## WHAT IS ASKED
Provide the data again in its entirety, exactly as given.

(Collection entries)
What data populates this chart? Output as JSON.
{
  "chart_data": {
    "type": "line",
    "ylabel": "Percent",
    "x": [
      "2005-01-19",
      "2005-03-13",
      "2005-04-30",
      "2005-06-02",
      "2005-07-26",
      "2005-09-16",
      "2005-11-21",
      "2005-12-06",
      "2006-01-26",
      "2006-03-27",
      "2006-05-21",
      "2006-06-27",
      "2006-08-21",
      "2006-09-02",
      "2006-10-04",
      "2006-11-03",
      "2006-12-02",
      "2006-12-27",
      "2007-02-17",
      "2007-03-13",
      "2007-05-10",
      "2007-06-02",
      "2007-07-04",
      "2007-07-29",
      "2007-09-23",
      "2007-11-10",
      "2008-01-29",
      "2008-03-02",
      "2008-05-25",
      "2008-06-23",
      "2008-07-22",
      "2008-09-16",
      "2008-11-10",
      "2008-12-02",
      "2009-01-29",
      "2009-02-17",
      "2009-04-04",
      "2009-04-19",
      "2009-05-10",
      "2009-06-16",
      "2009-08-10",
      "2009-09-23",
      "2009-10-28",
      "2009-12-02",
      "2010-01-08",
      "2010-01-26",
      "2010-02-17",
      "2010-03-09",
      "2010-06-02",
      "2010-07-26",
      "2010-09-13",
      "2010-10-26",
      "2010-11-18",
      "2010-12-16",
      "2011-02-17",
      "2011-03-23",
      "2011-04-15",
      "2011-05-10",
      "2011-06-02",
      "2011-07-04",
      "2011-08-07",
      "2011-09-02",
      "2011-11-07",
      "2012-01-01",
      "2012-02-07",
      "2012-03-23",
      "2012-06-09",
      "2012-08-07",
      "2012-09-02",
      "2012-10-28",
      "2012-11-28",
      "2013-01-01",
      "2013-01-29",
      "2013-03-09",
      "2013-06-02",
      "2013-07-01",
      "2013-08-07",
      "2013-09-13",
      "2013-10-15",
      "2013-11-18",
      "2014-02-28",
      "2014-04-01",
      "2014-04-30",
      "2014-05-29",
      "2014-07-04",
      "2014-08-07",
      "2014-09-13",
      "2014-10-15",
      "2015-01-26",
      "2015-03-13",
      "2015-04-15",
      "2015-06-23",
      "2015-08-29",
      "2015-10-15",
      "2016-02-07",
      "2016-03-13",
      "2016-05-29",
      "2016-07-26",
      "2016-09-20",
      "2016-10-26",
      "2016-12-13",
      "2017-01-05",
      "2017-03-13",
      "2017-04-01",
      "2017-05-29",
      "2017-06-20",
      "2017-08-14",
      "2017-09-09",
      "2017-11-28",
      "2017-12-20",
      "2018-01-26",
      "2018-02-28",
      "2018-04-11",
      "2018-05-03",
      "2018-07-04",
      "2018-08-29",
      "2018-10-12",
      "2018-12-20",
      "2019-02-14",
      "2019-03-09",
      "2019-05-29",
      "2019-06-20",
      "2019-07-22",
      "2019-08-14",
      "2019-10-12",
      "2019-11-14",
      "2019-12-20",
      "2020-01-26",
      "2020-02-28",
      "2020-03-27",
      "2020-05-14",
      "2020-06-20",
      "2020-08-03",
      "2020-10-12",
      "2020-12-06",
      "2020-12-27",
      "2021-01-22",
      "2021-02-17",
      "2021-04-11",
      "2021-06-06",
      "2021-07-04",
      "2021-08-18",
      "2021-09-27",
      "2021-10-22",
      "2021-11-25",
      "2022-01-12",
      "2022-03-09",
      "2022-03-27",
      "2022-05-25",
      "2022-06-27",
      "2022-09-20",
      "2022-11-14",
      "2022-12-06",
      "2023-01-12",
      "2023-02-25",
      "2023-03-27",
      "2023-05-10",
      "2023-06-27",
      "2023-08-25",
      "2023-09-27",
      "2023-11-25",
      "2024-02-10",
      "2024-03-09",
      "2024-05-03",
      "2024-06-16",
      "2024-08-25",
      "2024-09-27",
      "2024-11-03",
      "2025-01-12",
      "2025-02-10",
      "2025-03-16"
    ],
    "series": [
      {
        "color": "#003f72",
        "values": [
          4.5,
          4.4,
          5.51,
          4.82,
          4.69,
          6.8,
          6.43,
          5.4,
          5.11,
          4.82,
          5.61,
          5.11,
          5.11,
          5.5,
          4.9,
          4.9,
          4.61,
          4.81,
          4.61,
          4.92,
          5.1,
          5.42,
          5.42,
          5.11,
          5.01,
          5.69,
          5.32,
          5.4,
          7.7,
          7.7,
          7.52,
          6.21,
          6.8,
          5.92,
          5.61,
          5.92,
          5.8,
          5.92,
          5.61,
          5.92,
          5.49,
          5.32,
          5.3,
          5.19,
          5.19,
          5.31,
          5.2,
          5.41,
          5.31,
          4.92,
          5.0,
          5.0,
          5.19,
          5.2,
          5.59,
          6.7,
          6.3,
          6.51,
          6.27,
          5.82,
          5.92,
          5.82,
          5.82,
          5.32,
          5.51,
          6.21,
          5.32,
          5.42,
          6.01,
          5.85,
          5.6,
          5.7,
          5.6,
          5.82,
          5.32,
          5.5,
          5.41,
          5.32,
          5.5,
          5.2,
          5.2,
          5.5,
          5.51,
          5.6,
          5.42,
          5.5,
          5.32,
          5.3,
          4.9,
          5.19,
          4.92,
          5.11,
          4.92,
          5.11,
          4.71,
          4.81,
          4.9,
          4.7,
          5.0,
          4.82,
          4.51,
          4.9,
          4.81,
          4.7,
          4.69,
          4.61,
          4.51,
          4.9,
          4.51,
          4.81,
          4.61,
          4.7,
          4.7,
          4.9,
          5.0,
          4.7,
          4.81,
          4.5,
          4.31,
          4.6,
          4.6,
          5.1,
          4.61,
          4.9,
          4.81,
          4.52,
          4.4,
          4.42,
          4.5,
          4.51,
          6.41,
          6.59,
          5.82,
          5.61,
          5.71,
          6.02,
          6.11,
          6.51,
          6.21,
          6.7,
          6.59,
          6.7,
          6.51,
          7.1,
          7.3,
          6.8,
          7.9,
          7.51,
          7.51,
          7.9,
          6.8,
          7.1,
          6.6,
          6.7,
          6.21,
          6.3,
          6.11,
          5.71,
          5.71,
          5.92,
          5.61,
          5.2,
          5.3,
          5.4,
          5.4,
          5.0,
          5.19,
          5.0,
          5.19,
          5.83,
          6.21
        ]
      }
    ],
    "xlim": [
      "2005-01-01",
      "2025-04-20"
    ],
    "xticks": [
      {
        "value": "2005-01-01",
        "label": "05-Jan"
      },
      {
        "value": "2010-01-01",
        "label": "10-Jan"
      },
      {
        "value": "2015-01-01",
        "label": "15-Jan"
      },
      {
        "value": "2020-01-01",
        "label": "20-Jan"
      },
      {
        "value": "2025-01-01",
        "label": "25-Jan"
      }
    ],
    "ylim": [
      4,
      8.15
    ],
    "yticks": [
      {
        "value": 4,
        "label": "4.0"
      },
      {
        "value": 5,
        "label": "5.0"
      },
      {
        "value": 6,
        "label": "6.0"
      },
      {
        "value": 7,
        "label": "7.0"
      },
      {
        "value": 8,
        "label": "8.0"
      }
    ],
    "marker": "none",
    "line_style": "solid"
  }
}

## SOLUTION FOR THIS TASK
What data populates this chart? Output as JSON.
{
  "chart_data": {
    "type": "line",
    "ylabel": "Percent",
    "x": [
      "2005-01-19",
      "2005-03-13",
      "2005-04-30",
      "2005-06-02",
      "2005-07-26",
      "2005-09-16",
      "2005-11-21",
      "2005-12-06",
      "2006-01-26",
      "2006-03-27",
      "2006-05-21",
      "2006-06-27",
      "2006-08-21",
      "2006-09-02",
      "2006-10-04",
      "2006-11-03",
      "2006-12-02",
      "2006-12-27",
      "2007-02-17",
      "2007-03-13",
      "2007-05-10",
      "2007-06-02",
      "2007-07-04",
      "2007-07-29",
      "2007-09-23",
      "2007-11-10",
      "2008-01-29",
      "2008-03-02",
      "2008-05-25",
      "2008-06-23",
      "2008-07-22",
      "2008-09-16",
      "2008-11-10",
      "2008-12-02",
      "2009-01-29",
      "2009-02-17",
      "2009-04-04",
      "2009-04-19",
      "2009-05-10",
      "2009-06-16",
      "2009-08-10",
      "2009-09-23",
      "2009-10-28",
      "2009-12-02",
      "2010-01-08",
      "2010-01-26",
      "2010-02-17",
      "2010-03-09",
      "2010-06-02",
      "2010-07-26",
      "2010-09-13",
      "2010-10-26",
      "2010-11-18",
      "2010-12-16",
      "2011-02-17",
      "2011-03-23",
      "2011-04-15",
      "2011-05-10",
      "2011-06-02",
      "2011-07-04",
      "2011-08-07",
      "2011-09-02",
      "2011-11-07",
      "2012-01-01",
      "2012-02-07",
      "2012-03-23",
      "2012-06-09",
      "2012-08-07",
      "2012-09-02",
      "2012-10-28",
      "2012-11-28",
      "2013-01-01",
      "2013-01-29",
      "2013-03-09",
      "2013-06-02",
      "2013-07-01",
      "2013-08-07",
      "2013-09-13",
      "2013-10-15",
      "2013-11-18",
      "2014-02-28",
      "2014-04-01",
      "2014-04-30",
      "2014-05-29",
      "2014-07-04",
      "2014-08-07",
      "2014-09-13",
      "2014-10-15",
      "2015-01-26",
      "2015-03-13",
      "2015-04-15",
      "2015-06-23",
      "2015-08-29",
      "2015-10-15",
      "2016-02-07",
      "2016-03-13",
      "2016-05-29",
      "2016-07-26",
      "2016-09-20",
      "2016-10-26",
      "2016-12-13",
      "2017-01-05",
      "2017-03-13",
      "2017-04-01",
      "2017-05-29",
      "2017-06-20",
      "2017-08-14",
      "2017-09-09",
      "2017-11-28",
      "2017-12-20",
      "2018-01-26",
      "2018-02-28",
      "2018-04-11",
      "2018-05-03",
      "2018-07-04",
      "2018-08-29",
      "2018-10-12",
      "2018-12-20",
      "2019-02-14",
      "2019-03-09",
      "2019-05-29",
      "2019-06-20",
      "2019-07-22",
      "2019-08-14",
      "2019-10-12",
      "2019-11-14",
      "2019-12-20",
      "2020-01-26",
      "2020-02-28",
      "2020-03-27",
      "2020-05-14",
      "2020-06-20",
      "2020-08-03",
      "2020-10-12",
      "2020-12-06",
      "2020-12-27",
      "2021-01-22",
      "2021-02-17",
      "2021-04-11",
      "2021-06-06",
      "2021-07-04",
      "2021-08-18",
      "2021-09-27",
      "2021-10-22",
      "2021-11-25",
      "2022-01-12",
      "2022-03-09",
      "2022-03-27",
      "2022-05-25",
      "2022-06-27",
      "2022-09-20",
      "2022-11-14",
      "2022-12-06",
      "2023-01-12",
      "2023-02-25",
      "2023-03-27",
      "2023-05-10",
      "2023-06-27",
      "2023-08-25",
      "2023-09-27",
      "2023-11-25",
      "2024-02-10",
      "2024-03-09",
      "2024-05-03",
      "2024-06-16",
      "2024-08-25",
      "2024-09-27",
      "2024-11-03",
      "2025-01-12",
      "2025-02-10",
      "2025-03-16"
    ],
    "series": [
      {
        "color": "#003f72",
        "values": [
          4.5,
          4.4,
          5.51,
          4.82,
          4.69,
          6.8,
          6.43,
          5.4,
          5.11,
          4.82,
          5.61,
          5.11,
          5.11,
          5.5,
          4.9,
          4.9,
          4.61,
          4.81,
          4.61,
          4.92,
          5.1,
          5.42,
          5.42,
          5.11,
          5.01,
          5.69,
          5.32,
          5.4,
          7.7,
          7.7,
          7.52,
          6.21,
          6.8,
          5.92,
          5.61,
          5.92,
          5.8,
          5.92,
          5.61,
          5.92,
          5.49,
          5.32,
          5.3,
          5.19,
          5.19,
          5.31,
          5.2,
          5.41,
          5.31,
          4.92,
          5.0,
          5.0,
          5.19,
          5.2,
          5.59,
          6.7,
          6.3,
          6.51,
          6.27,
          5.82,
          5.92,
          5.82,
          5.82,
          5.32,
          5.51,
          6.21,
          5.32,
          5.42,
          6.01,
          5.85,
          5.6,
          5.7,
          5.6,
          5.82,
          5.32,
          5.5,
          5.41,
          5.32,
          5.5,
          5.2,
          5.2,
          5.5,
          5.51,
          5.6,
          5.42,
          5.5,
          5.32,
          5.3,
          4.9,
          5.19,
          4.92,
          5.11,
          4.92,
          5.11,
          4.71,
          4.81,
          4.9,
          4.7,
          5.0,
          4.82,
          4.51,
          4.9,
          4.81,
          4.7,
          4.69,
          4.61,
          4.51,
          4.9,
          4.51,
          4.81,
          4.61,
          4.7,
          4.7,
          4.9,
          5.0,
          4.7,
          4.81,
          4.5,
          4.31,
          4.6,
          4.6,
          5.1,
          4.61,
          4.9,
          4.81,
          4.52,
          4.4,
          4.42,
          4.5,
          4.51,
          6.41,
          6.59,
          5.82,
          5.61,
          5.71,
          6.02,
          6.11,
          6.51,
          6.21,
          6.7,
          6.59,
          6.7,
          6.51,
          7.1,
          7.3,
          6.8,
          7.9,
          7.51,
          7.51,
          7.9,
          6.8,
          7.1,
          6.6,
          6.7,
          6.21,
          6.3,
          6.11,
          5.71,
          5.71,
          5.92,
          5.61,
          5.2,
          5.3,
          5.4,
          5.4,
          5.0,
          5.19,
          5.0,
          5.19,
          5.83,
          6.21
        ]
      }
    ],
    "xlim": [
      "2005-01-01",
      "2025-04-20"
    ],
    "xticks": [
      {
        "value": "2005-01-01",
        "label": "05-Jan"
      },
      {
        "value": "2010-01-01",
        "label": "10-Jan"
      },
      {
        "value": "2015-01-01",
        "label": "15-Jan"
      },
      {
        "value": "2020-01-01",
        "label": "20-Jan"
      },
      {
        "value": "2025-01-01",
        "label": "25-Jan"
      }
    ],
    "ylim": [
      4,
      8.15
    ],
    "yticks": [
      {
        "value": 4,
        "label": "4.0"
      },
      {
        "value": 5,
        "label": "5.0"
      },
      {
        "value": 6,
        "label": "6.0"
      },
      {
        "value": 7,
        "label": "7.0"
      },
      {
        "value": 8,
        "label": "8.0"
      }
    ],
    "marker": "none",
    "line_style": "solid"
  }
}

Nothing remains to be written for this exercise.